=== Saved entries ===

* begin *

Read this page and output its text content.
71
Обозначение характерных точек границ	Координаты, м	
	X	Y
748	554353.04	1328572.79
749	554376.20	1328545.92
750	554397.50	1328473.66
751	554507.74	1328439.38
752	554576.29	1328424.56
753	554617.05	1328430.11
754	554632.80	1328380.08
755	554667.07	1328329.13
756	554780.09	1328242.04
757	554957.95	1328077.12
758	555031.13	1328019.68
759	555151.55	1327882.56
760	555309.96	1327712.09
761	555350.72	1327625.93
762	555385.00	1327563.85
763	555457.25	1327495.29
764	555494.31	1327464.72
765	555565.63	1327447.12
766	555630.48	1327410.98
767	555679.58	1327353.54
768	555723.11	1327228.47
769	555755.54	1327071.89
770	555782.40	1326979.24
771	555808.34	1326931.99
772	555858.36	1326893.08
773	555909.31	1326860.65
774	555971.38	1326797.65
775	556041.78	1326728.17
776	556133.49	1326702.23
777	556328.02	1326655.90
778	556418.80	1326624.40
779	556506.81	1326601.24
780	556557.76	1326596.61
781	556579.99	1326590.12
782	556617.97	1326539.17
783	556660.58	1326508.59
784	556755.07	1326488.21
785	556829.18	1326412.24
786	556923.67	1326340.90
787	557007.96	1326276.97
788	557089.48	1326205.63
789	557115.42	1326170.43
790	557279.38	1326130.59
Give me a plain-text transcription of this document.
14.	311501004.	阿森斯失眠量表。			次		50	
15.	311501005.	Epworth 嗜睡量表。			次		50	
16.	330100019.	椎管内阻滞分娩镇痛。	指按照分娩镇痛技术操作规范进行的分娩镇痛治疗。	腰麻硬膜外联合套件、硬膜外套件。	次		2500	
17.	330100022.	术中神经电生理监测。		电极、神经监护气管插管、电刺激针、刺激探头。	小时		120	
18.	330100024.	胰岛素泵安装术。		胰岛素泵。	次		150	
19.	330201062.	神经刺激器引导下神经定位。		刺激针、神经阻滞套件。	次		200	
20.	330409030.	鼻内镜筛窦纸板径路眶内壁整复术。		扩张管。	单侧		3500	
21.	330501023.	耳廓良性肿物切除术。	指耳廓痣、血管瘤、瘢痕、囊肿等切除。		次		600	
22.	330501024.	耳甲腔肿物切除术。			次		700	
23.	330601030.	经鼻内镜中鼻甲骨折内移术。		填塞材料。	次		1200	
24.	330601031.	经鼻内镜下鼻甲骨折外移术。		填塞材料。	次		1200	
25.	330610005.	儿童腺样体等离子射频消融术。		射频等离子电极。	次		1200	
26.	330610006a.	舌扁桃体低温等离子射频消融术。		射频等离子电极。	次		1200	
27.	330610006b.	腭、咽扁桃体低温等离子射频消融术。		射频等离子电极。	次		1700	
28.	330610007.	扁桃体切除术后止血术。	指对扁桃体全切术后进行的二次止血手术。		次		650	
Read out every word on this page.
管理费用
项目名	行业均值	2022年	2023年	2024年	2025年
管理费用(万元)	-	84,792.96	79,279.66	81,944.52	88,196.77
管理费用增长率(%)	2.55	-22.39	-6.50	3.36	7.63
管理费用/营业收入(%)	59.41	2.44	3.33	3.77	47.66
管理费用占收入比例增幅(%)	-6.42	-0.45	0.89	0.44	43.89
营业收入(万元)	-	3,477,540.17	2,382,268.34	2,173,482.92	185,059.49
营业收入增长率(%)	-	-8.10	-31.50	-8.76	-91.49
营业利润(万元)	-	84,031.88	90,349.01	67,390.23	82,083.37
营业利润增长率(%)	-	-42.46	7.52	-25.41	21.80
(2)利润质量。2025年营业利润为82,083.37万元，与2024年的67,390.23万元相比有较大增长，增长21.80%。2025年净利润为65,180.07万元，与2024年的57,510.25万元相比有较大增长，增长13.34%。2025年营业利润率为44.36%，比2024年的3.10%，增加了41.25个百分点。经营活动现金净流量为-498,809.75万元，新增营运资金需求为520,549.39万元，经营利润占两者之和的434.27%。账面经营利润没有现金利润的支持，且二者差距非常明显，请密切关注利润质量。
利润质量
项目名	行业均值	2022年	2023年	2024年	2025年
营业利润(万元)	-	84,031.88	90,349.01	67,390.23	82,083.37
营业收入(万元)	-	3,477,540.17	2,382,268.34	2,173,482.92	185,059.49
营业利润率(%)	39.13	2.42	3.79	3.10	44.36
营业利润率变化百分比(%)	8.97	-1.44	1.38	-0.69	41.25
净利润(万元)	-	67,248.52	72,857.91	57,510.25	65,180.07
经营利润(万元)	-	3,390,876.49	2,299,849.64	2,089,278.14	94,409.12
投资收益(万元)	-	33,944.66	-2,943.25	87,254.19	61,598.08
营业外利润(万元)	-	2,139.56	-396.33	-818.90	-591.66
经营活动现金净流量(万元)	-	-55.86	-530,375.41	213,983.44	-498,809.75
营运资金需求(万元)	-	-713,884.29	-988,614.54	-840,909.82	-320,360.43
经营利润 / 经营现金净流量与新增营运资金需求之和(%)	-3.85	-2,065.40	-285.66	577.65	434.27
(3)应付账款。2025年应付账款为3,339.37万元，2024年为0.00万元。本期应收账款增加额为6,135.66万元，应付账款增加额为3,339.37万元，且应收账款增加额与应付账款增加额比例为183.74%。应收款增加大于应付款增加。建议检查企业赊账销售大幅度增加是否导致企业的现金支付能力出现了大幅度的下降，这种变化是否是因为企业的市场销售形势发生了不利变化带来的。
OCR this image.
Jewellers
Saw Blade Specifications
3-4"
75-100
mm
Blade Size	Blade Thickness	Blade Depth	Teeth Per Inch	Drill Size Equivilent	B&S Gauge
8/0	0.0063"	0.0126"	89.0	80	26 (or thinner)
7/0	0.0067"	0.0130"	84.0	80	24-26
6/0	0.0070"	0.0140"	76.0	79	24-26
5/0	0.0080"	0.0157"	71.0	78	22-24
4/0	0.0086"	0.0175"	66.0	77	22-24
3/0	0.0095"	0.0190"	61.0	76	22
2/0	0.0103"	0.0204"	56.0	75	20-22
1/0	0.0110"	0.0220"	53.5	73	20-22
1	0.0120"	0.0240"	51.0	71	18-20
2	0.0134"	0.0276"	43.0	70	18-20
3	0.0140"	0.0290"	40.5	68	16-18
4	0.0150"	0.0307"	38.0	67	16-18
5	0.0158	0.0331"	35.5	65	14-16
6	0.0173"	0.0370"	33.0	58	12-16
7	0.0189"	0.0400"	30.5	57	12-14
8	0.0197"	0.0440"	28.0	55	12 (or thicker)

* end *

Say how many lines of the listing above contain "page", with no other words.

2